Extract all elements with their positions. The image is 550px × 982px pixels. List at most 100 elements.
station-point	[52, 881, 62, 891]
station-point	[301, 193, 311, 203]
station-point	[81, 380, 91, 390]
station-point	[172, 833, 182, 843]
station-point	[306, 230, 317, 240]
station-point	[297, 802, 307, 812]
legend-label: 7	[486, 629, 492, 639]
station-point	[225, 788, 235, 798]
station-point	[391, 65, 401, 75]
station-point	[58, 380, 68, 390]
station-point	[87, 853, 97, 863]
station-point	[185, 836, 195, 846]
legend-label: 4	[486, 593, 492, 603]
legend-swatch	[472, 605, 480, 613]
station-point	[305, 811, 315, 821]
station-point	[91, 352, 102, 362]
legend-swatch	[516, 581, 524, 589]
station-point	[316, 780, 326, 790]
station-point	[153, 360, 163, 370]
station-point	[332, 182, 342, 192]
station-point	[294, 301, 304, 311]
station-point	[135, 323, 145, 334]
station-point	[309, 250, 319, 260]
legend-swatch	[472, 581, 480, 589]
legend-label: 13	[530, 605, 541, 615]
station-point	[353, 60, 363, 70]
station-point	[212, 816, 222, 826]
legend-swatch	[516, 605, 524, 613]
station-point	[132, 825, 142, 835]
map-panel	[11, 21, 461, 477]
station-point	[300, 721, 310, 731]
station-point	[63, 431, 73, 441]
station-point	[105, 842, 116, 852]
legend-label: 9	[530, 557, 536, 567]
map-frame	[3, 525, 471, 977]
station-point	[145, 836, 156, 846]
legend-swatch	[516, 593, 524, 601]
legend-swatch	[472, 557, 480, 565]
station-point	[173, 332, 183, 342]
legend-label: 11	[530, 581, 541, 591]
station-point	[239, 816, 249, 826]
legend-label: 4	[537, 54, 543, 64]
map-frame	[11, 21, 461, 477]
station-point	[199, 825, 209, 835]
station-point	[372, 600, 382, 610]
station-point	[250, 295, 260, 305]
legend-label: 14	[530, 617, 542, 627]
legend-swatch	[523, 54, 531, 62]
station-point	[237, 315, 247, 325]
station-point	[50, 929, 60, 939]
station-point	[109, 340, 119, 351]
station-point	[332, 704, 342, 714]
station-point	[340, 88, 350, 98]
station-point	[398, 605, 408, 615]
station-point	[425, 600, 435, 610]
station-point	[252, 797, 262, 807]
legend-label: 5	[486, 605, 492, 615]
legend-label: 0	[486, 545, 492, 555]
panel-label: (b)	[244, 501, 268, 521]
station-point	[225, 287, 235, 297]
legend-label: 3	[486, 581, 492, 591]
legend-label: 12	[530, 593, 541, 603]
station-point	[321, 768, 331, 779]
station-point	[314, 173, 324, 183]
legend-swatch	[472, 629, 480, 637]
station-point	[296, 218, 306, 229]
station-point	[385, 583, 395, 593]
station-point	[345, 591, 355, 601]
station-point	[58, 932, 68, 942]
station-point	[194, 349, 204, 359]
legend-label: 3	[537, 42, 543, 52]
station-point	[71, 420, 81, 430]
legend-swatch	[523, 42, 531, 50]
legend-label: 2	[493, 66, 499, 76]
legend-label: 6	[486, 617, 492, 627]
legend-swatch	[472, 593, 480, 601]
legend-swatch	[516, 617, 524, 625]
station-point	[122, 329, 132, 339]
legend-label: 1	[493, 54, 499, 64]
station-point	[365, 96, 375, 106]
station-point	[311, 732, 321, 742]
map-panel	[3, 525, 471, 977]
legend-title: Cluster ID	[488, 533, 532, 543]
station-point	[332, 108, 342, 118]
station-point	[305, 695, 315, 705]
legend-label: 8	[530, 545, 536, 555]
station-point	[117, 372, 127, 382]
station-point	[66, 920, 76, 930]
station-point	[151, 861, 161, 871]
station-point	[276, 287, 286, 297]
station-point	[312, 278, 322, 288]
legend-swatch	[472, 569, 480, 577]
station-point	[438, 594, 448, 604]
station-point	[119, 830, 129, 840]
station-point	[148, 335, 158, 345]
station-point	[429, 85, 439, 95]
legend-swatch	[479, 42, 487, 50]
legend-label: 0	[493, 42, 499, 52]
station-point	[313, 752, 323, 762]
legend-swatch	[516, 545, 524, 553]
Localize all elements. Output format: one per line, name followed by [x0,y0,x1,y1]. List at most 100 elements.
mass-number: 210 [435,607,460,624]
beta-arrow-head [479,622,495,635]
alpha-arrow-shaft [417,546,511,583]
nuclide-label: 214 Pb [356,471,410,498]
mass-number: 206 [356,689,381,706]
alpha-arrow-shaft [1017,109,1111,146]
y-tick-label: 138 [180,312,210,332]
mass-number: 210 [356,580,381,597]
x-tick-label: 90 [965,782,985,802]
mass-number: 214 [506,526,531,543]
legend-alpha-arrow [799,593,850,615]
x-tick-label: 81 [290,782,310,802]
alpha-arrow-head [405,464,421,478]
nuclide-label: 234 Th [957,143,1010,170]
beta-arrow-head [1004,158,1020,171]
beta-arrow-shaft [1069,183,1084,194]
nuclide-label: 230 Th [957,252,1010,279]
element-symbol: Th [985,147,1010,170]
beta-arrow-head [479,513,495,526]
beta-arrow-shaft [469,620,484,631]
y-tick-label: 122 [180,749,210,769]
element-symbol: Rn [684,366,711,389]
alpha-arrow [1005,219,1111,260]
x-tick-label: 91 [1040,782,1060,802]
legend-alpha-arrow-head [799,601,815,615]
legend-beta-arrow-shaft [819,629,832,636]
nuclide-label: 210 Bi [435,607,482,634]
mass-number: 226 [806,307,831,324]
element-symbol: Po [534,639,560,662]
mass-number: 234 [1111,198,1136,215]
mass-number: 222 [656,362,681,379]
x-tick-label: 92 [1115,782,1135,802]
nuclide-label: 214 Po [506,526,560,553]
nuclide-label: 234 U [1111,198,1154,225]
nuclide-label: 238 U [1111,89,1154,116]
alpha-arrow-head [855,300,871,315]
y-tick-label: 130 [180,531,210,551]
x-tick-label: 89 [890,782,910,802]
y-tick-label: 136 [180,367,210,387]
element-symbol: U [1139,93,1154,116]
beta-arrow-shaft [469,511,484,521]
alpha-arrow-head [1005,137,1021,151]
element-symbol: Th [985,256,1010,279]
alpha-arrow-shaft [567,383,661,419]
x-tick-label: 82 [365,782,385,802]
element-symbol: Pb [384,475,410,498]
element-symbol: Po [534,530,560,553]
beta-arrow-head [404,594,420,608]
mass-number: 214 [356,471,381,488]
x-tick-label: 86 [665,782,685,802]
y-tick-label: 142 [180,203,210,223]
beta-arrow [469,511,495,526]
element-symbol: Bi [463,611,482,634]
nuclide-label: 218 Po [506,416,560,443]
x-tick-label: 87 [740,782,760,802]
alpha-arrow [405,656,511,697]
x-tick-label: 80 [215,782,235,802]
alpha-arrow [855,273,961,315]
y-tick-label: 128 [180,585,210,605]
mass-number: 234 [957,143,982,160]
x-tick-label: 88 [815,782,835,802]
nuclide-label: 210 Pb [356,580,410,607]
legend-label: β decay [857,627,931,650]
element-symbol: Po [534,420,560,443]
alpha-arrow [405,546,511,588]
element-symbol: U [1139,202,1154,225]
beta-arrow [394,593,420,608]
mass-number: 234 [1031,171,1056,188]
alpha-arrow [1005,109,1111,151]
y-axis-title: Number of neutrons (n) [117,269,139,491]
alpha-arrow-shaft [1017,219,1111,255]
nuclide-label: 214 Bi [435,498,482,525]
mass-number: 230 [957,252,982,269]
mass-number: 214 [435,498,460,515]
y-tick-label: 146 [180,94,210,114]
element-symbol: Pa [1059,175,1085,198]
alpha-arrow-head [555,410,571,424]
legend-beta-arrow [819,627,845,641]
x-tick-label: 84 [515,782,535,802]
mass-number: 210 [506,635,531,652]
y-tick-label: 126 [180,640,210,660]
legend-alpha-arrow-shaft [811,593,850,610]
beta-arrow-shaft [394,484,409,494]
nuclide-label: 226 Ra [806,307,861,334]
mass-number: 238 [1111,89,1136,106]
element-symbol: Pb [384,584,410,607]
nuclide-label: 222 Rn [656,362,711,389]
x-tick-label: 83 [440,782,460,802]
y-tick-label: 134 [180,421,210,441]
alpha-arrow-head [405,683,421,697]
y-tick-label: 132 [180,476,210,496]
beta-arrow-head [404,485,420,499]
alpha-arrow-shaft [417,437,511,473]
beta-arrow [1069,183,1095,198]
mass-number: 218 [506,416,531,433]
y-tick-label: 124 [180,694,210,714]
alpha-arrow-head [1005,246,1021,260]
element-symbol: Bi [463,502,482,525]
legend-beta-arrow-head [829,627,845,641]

********************

Prompt> Retype the rows above, starting with the first row and going on through the line that contains "836, 195, 846]". Keep every character unchanged.

Exercise output>
Extract all elements with their positions. The image is 550px × 982px pixels. List at most 100 elements.
station-point	[52, 881, 62, 891]
station-point	[301, 193, 311, 203]
station-point	[81, 380, 91, 390]
station-point	[172, 833, 182, 843]
station-point	[306, 230, 317, 240]
station-point	[297, 802, 307, 812]
legend-label: 7	[486, 629, 492, 639]
station-point	[225, 788, 235, 798]
station-point	[391, 65, 401, 75]
station-point	[58, 380, 68, 390]
station-point	[87, 853, 97, 863]
station-point	[185, 836, 195, 846]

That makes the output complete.